*Objective*.
Search the material below for the word "JSON". Copy every line that has it.

----

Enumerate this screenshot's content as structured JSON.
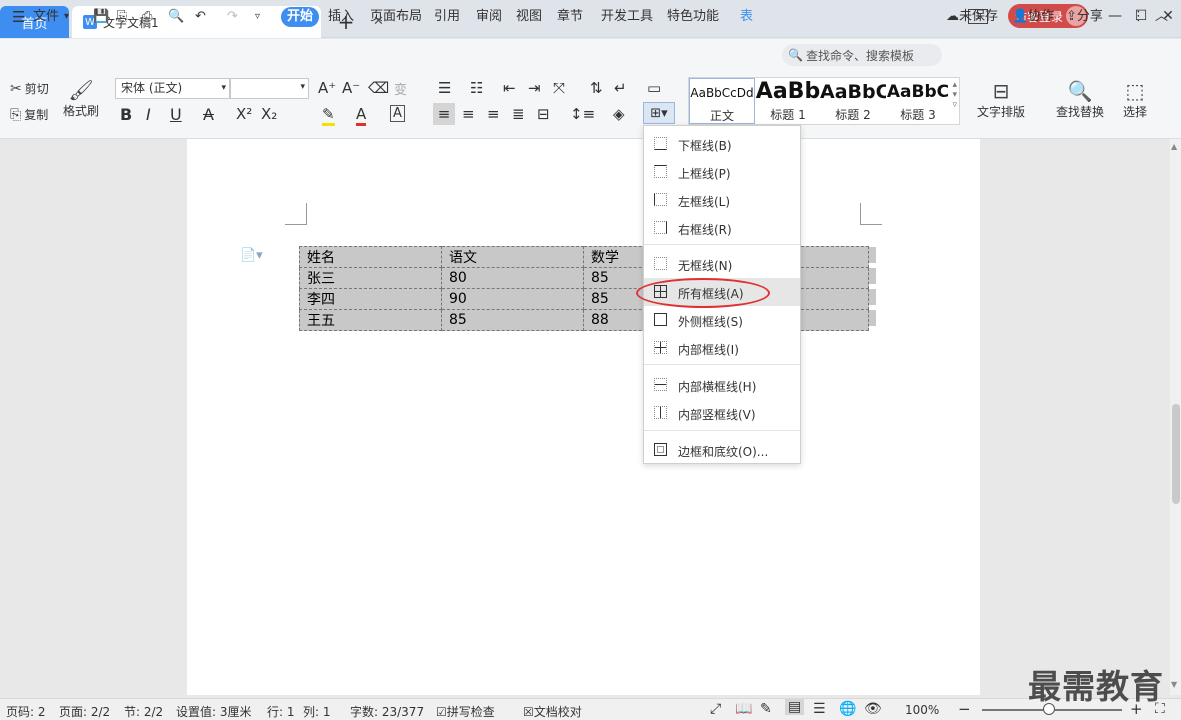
{
  "titlebar": {
    "home_tab": "首页",
    "doc_tab": "文字文稿1",
    "new_tab": "+",
    "page_indicator": "1",
    "login": "访客登录"
  },
  "menubar": {
    "file": "文件",
    "items": [
      "开始",
      "插入",
      "页面布局",
      "引用",
      "审阅",
      "视图",
      "章节",
      "开发工具",
      "特色功能",
      "表"
    ],
    "search_placeholder": "查找命令、搜索模板",
    "unsaved": "未保存",
    "collab": "协作",
    "share": "分享"
  },
  "ribbon": {
    "cut": "剪切",
    "copy": "复制",
    "format_painter": "格式刷",
    "font_name": "宋体 (正文)",
    "font_size": "",
    "styles": [
      {
        "preview": "AaBbCcDd",
        "label": "正文"
      },
      {
        "preview": "AaBb",
        "label": "标题 1"
      },
      {
        "preview": "AaBbC",
        "label": "标题 2"
      },
      {
        "preview": "AaBbC",
        "label": "标题 3"
      }
    ],
    "text_layout": "文字排版",
    "find_replace": "查找替换",
    "select": "选择"
  },
  "table": {
    "rows": [
      [
        "姓名",
        "语文",
        "数学",
        ""
      ],
      [
        "张三",
        "80",
        "85",
        ""
      ],
      [
        "李四",
        "90",
        "85",
        ""
      ],
      [
        "王五",
        "85",
        "88",
        ""
      ]
    ]
  },
  "border_menu": {
    "items": [
      "下框线(B)",
      "上框线(P)",
      "左框线(L)",
      "右框线(R)",
      "无框线(N)",
      "所有框线(A)",
      "外侧框线(S)",
      "内部框线(I)",
      "内部横框线(H)",
      "内部竖框线(V)",
      "边框和底纹(O)..."
    ],
    "highlighted": "所有框线(A)"
  },
  "statusbar": {
    "page_no": "页码: 2",
    "pages": "页面: 2/2",
    "section": "节: 2/2",
    "setting": "设置值: 3厘米",
    "row": "行: 1",
    "col": "列: 1",
    "words": "字数: 23/377",
    "spell": "拼写检查",
    "proof": "文档校对",
    "zoom": "100%",
    "minus": "−",
    "plus": "+"
  },
  "watermark": "最需教育"
}
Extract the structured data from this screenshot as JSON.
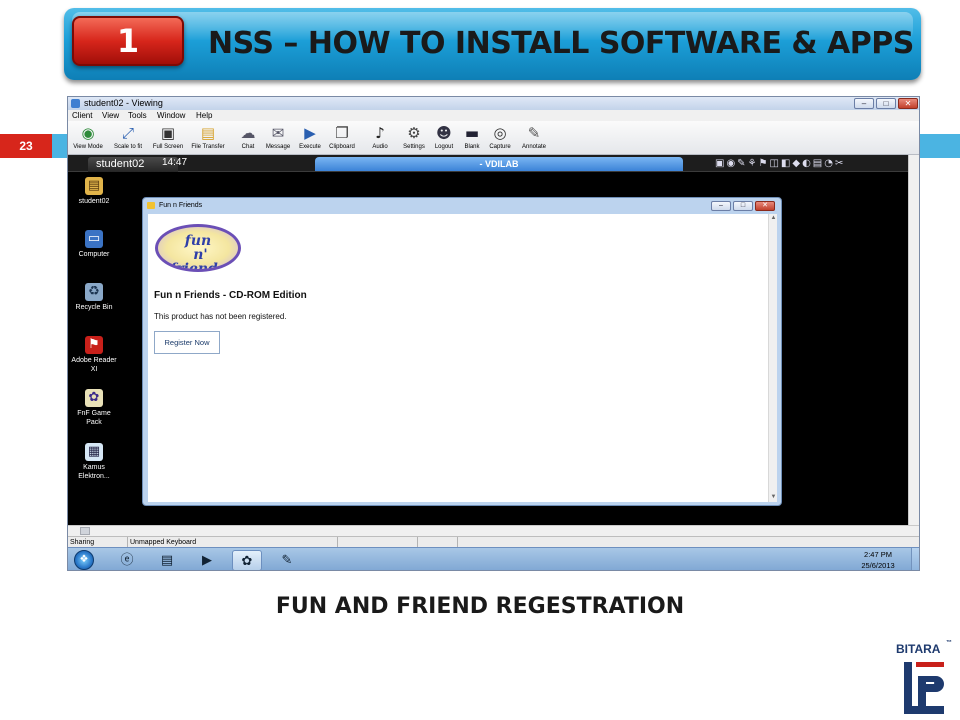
{
  "slide": {
    "number_badge": "1",
    "title": "NSS – HOW TO INSTALL SOFTWARE & APPS",
    "page_number": "23",
    "caption": "FUN AND FRIEND REGESTRATION",
    "brand": "BITARA",
    "brand_tm": "™"
  },
  "viewer": {
    "title": "student02 - Viewing",
    "window_buttons": [
      "–",
      "□",
      "✕"
    ],
    "menu": [
      "Client",
      "View",
      "Tools",
      "Window",
      "Help"
    ],
    "toolbar": [
      {
        "label": "View Mode",
        "icon": "eye-icon"
      },
      {
        "label": "Scale to fit",
        "icon": "scale-icon"
      },
      {
        "label": "Full Screen",
        "icon": "fullscreen-icon"
      },
      {
        "label": "File Transfer",
        "icon": "folder-icon"
      },
      {
        "label": "Chat",
        "icon": "chat-icon"
      },
      {
        "label": "Message",
        "icon": "message-icon"
      },
      {
        "label": "Execute",
        "icon": "execute-icon"
      },
      {
        "label": "Clipboard",
        "icon": "clipboard-icon"
      },
      {
        "label": "Audio",
        "icon": "microphone-icon"
      },
      {
        "label": "Settings",
        "icon": "settings-icon"
      },
      {
        "label": "Logout",
        "icon": "logout-icon"
      },
      {
        "label": "Blank",
        "icon": "monitor-icon"
      },
      {
        "label": "Capture",
        "icon": "camera-icon"
      },
      {
        "label": "Annotate",
        "icon": "annotate-icon"
      }
    ],
    "remote": {
      "tab_label": "student02",
      "time": "14:47",
      "session_label": "- VDILAB",
      "desktop_icons": [
        {
          "label": "student02",
          "icon": "user-folder-icon"
        },
        {
          "label": "Computer",
          "icon": "computer-icon"
        },
        {
          "label": "Recycle Bin",
          "icon": "recycle-bin-icon"
        },
        {
          "label": "Adobe Reader XI",
          "icon": "adobe-reader-icon"
        },
        {
          "label": "FnF Game Pack",
          "icon": "game-pack-icon"
        },
        {
          "label": "Kamus Elektron...",
          "icon": "kamus-icon"
        }
      ],
      "app_window": {
        "title": "Fun n Friends",
        "logo_text": "fun\n n'\nfriends",
        "heading": "Fun n Friends - CD-ROM Edition",
        "message": "This product has not been registered.",
        "register_button": "Register Now"
      }
    },
    "status": {
      "left": "Sharing",
      "keyboard": "Unmapped Keyboard"
    },
    "taskbar": {
      "clock_time": "2:47 PM",
      "clock_date": "25/6/2013"
    }
  }
}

----

*Solved exercise*.
Enumerate this screenshot's content as structured JSON.
Extract the structured data from this screenshot as JSON.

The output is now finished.